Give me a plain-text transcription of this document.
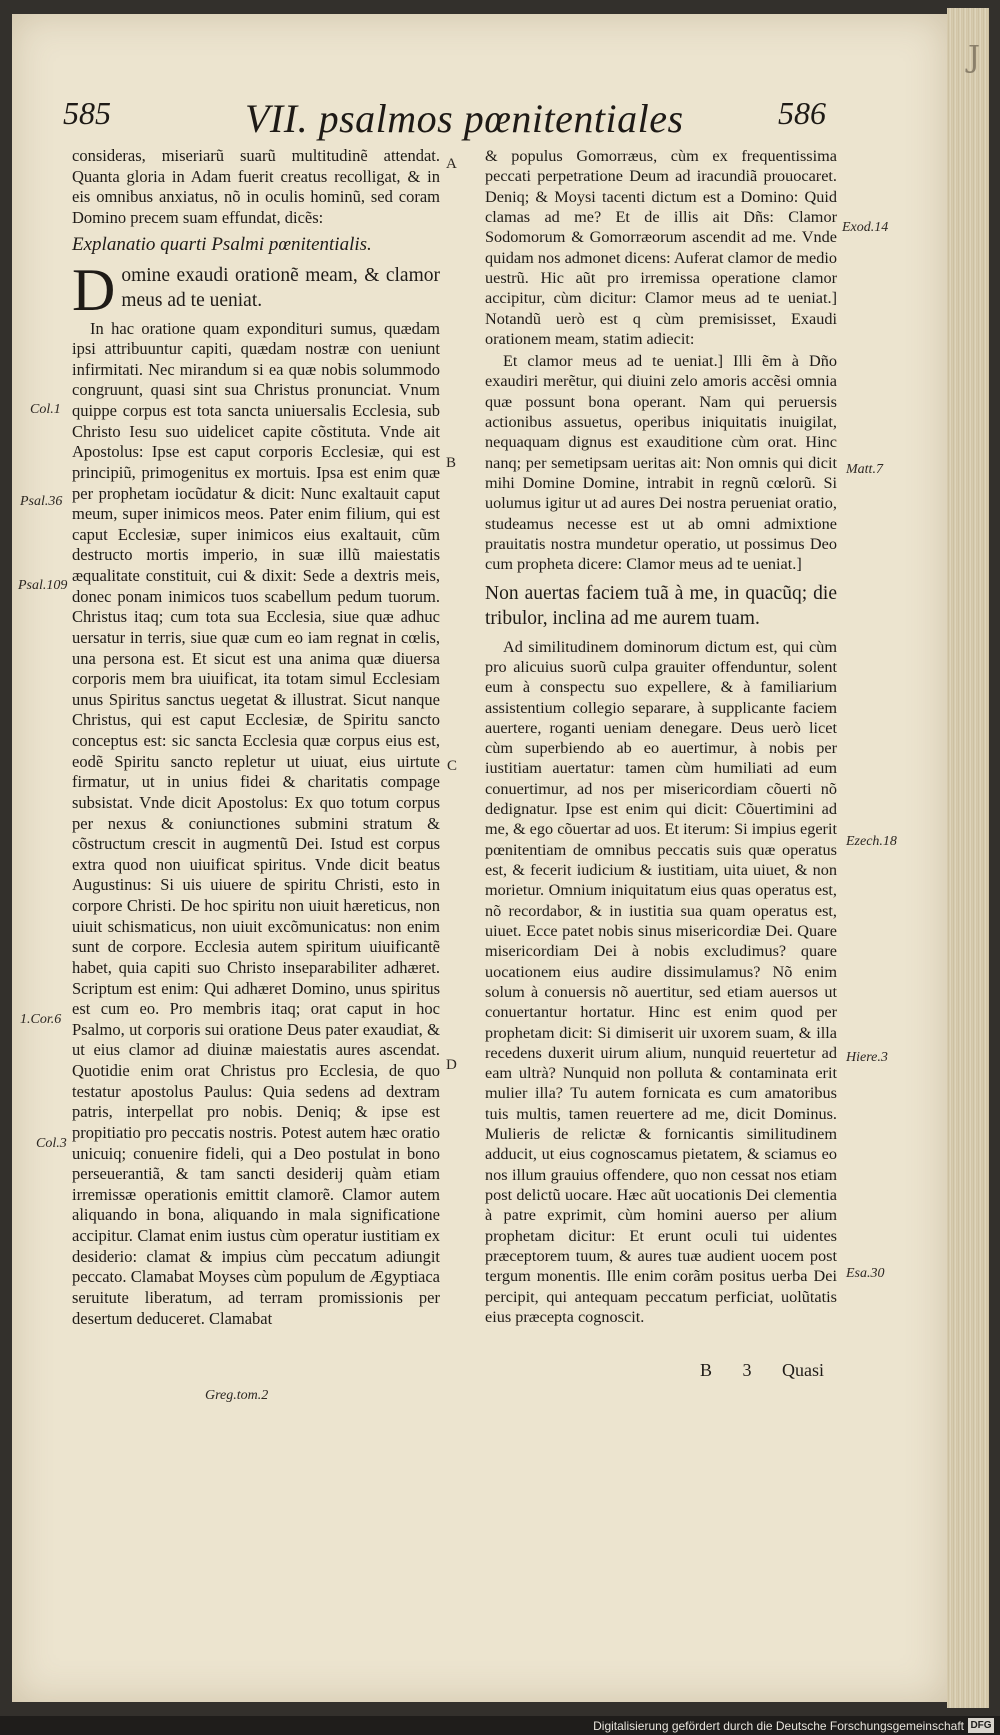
J
585	VII. psalmos pœnitentiales	586

consideras, miseriarũ suarũ multitudinẽ attendat. Quanta gloria in Adam fuerit creatus recolligat, & in eis omnibus anxiatus, nõ in oculis hominũ, sed coram Domino precem suam effundat, dicẽs:

Explanatio quarti Psalmi pœnitentialis.

Domine exaudi orationẽ meam, & clamor meus ad te ueniat.

In hac oratione quam expondituri sumus, quædam ipsi attribuuntur capiti, quædam nostræ con ueniunt infirmitati. Nec mirandum si ea quæ nobis solummodo congruunt, quasi sint sua Christus pronunciat. Vnum quippe corpus est tota sancta uniuersalis Ecclesia, sub Christo Iesu suo uidelicet capite cõstituta. Vnde ait Apostolus: Ipse est caput corporis Ecclesiæ, qui est principiũ, primogenitus ex mortuis. Ipsa est enim quæ per prophetam iocũdatur & dicit: Nunc exaltauit caput meum, super inimicos meos. Pater enim filium, qui est caput Ecclesiæ, super inimicos eius exaltauit, cũm destructo mortis imperio, in suæ illũ maiestatis æqualitate constituit, cui & dixit: Sede a dextris meis, donec ponam inimicos tuos scabellum pedum tuorum. Christus itaq; cum tota sua Ecclesia, siue quæ adhuc uersatur in terris, siue quæ cum eo iam regnat in cœlis, una persona est. Et sicut est una anima quæ diuersa corporis mem bra uiuificat, ita totam simul Ecclesiam unus Spiritus sanctus uegetat & illustrat. Sicut nanque Christus, qui est caput Ecclesiæ, de Spiritu sancto conceptus est: sic sancta Ecclesia quæ corpus eius est, eodẽ Spiritu sancto repletur ut uiuat, eius uirtute firmatur, ut in unius fidei & charitatis compage subsistat. Vnde dicit Apostolus: Ex quo totum corpus per nexus & coniunctiones submini stratum & cõstructum crescit in augmentũ Dei. Istud est corpus extra quod non uiuificat spiritus. Vnde dicit beatus Augustinus: Si uis uiuere de spiritu Christi, esto in corpore Christi. De hoc spiritu non uiuit hæreticus, non uiuit schismaticus, non uiuit excõmunicatus: non enim sunt de corpore. Ecclesia autem spiritum uiuificantẽ habet, quia capiti suo Christo inseparabiliter adhæret. Scriptum est enim: Qui adhæret Domino, unus spiritus est cum eo. Pro membris itaq; orat caput in hoc Psalmo, ut corporis sui oratione Deus pater exaudiat, & ut eius clamor ad diuinæ maiestatis aures ascendat. Quotidie enim orat Christus pro Ecclesia, de quo testatur apostolus Paulus: Quia sedens ad dextram patris, interpellat pro nobis. Deniq; & ipse est propitiatio pro peccatis nostris. Potest autem hæc oratio unicuiq; conuenire fideli, qui a Deo postulat in bono perseuerantiã, & tam sancti desiderij quàm etiam irremissæ operationis emittit clamorẽ. Clamor autem aliquando in bona, aliquando in mala significatione accipitur. Clamat enim iustus cùm operatur iustitiam ex desiderio: clamat & impius cùm peccatum adiungit peccato. Clamabat Moyses cùm populum de Ægyptiaca seruitute liberatum, ad terram promissionis per desertum deduceret. Clamabat

& populus Gomorræus, cùm ex frequentissima peccati perpetratione Deum ad iracundiã prouocaret. Deniq; & Moysi tacenti dictum est a Domino: Quid clamas ad me? Et de illis ait Dñs: Clamor Sodomorum & Gomorræorum ascendit ad me. Vnde quidam nos admonet dicens: Auferat clamor de medio uestrũ. Hic aũt pro irremissa operatione clamor accipitur, cùm dicitur: Clamor meus ad te ueniat.] Notandũ uerò est q cùm premisisset, Exaudi orationem meam, statim adiecit:

Et clamor meus ad te ueniat.] Illi ẽm à Dño exaudiri merẽtur, qui diuini zelo amoris accẽsi omnia quæ possunt bona operant. Nam qui peruersis actionibus assuetus, operibus iniquitatis inuigilat, nequaquam dignus est exauditione cùm orat. Hinc nanq; per semetipsam ueritas ait: Non omnis qui dicit mihi Domine Domine, intrabit in regnũ cœlorũ. Si uolumus igitur ut ad aures Dei nostra perueniat oratio, studeamus necesse est ut ab omni admixtione prauitatis nostra mundetur operatio, ut possimus Deo cum propheta dicere: Clamor meus ad te ueniat.]

Non auertas faciem tuã à me, in quacũq; die tribulor, inclina ad me aurem tuam.

Ad similitudinem dominorum dictum est, qui cùm pro alicuius suorũ culpa grauiter offenduntur, solent eum à conspectu suo expellere, & à familiarium assistentium collegio separare, à supplicante faciem auertere, roganti ueniam denegare. Deus uerò licet cùm superbiendo ab eo auertimur, à nobis per iustitiam auertatur: tamen cùm humiliati ad eum conuertimur, ad nos per misericordiam cõuerti nõ dedignatur. Ipse est enim qui dicit: Cõuertimini ad me, & ego cõuertar ad uos. Et iterum: Si impius egerit pœnitentiam de omnibus peccatis suis quæ operatus est, & fecerit iudicium & iustitiam, uita uiuet, & non morietur. Omnium iniquitatum eius quas operatus est, nõ recordabor, & in iustitia sua quam operatus est, uiuet. Ecce patet nobis sinus misericordiæ Dei. Quare misericordiam Dei à nobis excludimus? quare uocationem eius audire dissimulamus? Nõ enim solum à conuersis nõ auertitur, sed etiam auersos ut conuertantur hortatur. Hinc est enim quod per prophetam dicit: Si dimiserit uir uxorem suam, & illa recedens duxerit uirum alium, nunquid reuertetur ad eam ultrà? Nunquid non polluta & contaminata erit mulier illa? Tu autem fornicata es cum amatoribus tuis multis, tamen reuertere ad me, dicit Dominus. Mulieris de relictæ & fornicantis similitudinem adducit, ut eius cognoscamus pietatem, & sciamus eo nos illum grauius offendere, quo non cessat nos etiam post delictũ uocare. Hæc aũt uocationis Dei clementia à patre exprimit, cùm homini auerso per alium prophetam dicitur: Et erunt oculi tui uidentes præceptorem tuum, & aures tuæ audient uocem post tergum monentis. Ille enim corãm positus uerba Dei percipit, qui antequam peccatum perficiat, uolũtatis eius præcepta cognoscit.

Col.1
Psal.36
Psal.109
1.Cor.6
Col.3
Exod.14
Matt.7
Ezech.18
Hiere.3
Esa.30
A
B
C
D
B 3 Quasi
Greg.tom.2
Digitalisierung gefördert durch die Deutsche Forschungsgemeinschaft DFG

# Aim of the exercise
Look through the listing and extract every line with "ueniat" in it.

# Task result
Domine exaudi orationẽ meam, & clamor meus ad te ueniat.
& populus Gomorræus, cùm ex frequentissima peccati perpetratione Deum ad iracundiã prouocaret. Deniq; & Moysi tacenti dictum est a Domino: Quid clamas ad me? Et de illis ait Dñs: Clamor Sodomorum & Gomorræorum ascendit ad me. Vnde quidam nos admonet dicens: Auferat clamor de medio uestrũ. Hic aũt pro irremissa operatione clamor accipitur, cùm dicitur: Clamor meus ad te ueniat.] Notandũ uerò est q cùm premisisset, Exaudi orationem meam, statim adiecit:
Et clamor meus ad te ueniat.] Illi ẽm à Dño exaudiri merẽtur, qui diuini zelo amoris accẽsi omnia quæ possunt bona operant. Nam qui peruersis actionibus assuetus, operibus iniquitatis inuigilat, nequaquam dignus est exauditione cùm orat. Hinc nanq; per semetipsam ueritas ait: Non omnis qui dicit mihi Domine Domine, intrabit in regnũ cœlorũ. Si uolumus igitur ut ad aures Dei nostra perueniat oratio, studeamus necesse est ut ab omni admixtione prauitatis nostra mundetur operatio, ut possimus Deo cum propheta dicere: Clamor meus ad te ueniat.]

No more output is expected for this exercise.